Repeat the data verbatim.

○ ○ ○ ○ ○

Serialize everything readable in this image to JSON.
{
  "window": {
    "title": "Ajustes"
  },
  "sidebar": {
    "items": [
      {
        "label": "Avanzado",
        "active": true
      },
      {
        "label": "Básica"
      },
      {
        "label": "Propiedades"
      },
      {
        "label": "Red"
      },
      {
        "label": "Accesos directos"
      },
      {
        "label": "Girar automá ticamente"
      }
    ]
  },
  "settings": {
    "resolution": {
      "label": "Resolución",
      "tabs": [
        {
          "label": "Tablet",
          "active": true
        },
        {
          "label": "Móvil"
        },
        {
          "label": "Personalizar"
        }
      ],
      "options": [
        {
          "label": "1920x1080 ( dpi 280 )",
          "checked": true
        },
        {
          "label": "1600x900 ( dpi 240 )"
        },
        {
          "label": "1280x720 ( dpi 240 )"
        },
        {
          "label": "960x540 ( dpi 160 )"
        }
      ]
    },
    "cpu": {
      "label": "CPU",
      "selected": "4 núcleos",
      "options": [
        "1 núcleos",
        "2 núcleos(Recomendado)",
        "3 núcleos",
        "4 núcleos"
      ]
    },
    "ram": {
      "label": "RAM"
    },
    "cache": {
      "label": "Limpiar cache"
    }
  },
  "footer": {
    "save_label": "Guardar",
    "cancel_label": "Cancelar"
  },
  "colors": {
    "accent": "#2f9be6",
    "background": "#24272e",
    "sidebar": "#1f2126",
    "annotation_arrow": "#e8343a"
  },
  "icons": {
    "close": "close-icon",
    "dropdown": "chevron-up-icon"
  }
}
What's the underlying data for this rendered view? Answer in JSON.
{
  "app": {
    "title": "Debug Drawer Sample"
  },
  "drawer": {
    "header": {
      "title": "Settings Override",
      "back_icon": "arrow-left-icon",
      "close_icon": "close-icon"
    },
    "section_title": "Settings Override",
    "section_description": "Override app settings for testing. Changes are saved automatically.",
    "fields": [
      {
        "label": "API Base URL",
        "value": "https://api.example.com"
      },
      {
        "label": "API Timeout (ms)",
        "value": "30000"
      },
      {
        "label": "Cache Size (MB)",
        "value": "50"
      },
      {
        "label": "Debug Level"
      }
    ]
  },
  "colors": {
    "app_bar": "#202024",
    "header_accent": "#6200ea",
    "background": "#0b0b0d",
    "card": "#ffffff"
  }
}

○ ○ ○ ○ ○

### Complete response
Serialize everything readable in this image to JSON.
{
  "window": {
    "title": "Ajustes"
  },
  "sidebar": {
    "items": [
      {
        "label": "Avanzado",
        "active": true
      },
      {
        "label": "Básica"
      },
      {
        "label": "Propiedades"
      },
      {
        "label": "Red"
      },
      {
        "label": "Accesos directos"
      },
      {
        "label": "Girar automá ticamente"
      }
    ]
  },
  "settings": {
    "resolution": {
      "label": "Resolución",
      "tabs": [
        {
          "label": "Tablet",
          "active": true
        },
        {
          "label": "Móvil"
        },
        {
          "label": "Personalizar"
        }
      ],
      "options": [
        {
          "label": "1920x1080 ( dpi 280 )",
          "checked": true
        },
        {
          "label": "1600x900 ( dpi 240 )"
        },
        {
          "label": "1280x720 ( dpi 240 )"
        },
        {
          "label": "960x540 ( dpi 160 )"
        }
      ]
    },
    "cpu": {
      "label": "CPU",
      "selected": "4 núcleos",
      "options": [
        "1 núcleos",
        "2 núcleos(Recomendado)",
        "3 núcleos",
        "4 núcleos"
      ]
    },
    "ram": {
      "label": "RAM"
    },
    "cache": {
      "label": "Limpiar cache"
    }
  },
  "footer": {
    "save_label": "Guardar",
    "cancel_label": "Cancelar"
  },
  "colors": {
    "accent": "#2f9be6",
    "background": "#24272e",
    "sidebar": "#1f2126",
    "annotation_arrow": "#e8343a"
  },
  "icons": {
    "close": "close-icon",
    "dropdown": "chevron-up-icon"
  }
}
What's the underlying data for this rendered view? Answer in JSON.
{
  "app": {
    "title": "Debug Drawer Sample"
  },
  "drawer": {
    "header": {
      "title": "Settings Override",
      "back_icon": "arrow-left-icon",
      "close_icon": "close-icon"
    },
    "section_title": "Settings Override",
    "section_description": "Override app settings for testing. Changes are saved automatically.",
    "fields": [
      {
        "label": "API Base URL",
        "value": "https://api.example.com"
      },
      {
        "label": "API Timeout (ms)",
        "value": "30000"
      },
      {
        "label": "Cache Size (MB)",
        "value": "50"
      },
      {
        "label": "Debug Level"
      }
    ]
  },
  "colors": {
    "app_bar": "#202024",
    "header_accent": "#6200ea",
    "background": "#0b0b0d",
    "card": "#ffffff"
  }
}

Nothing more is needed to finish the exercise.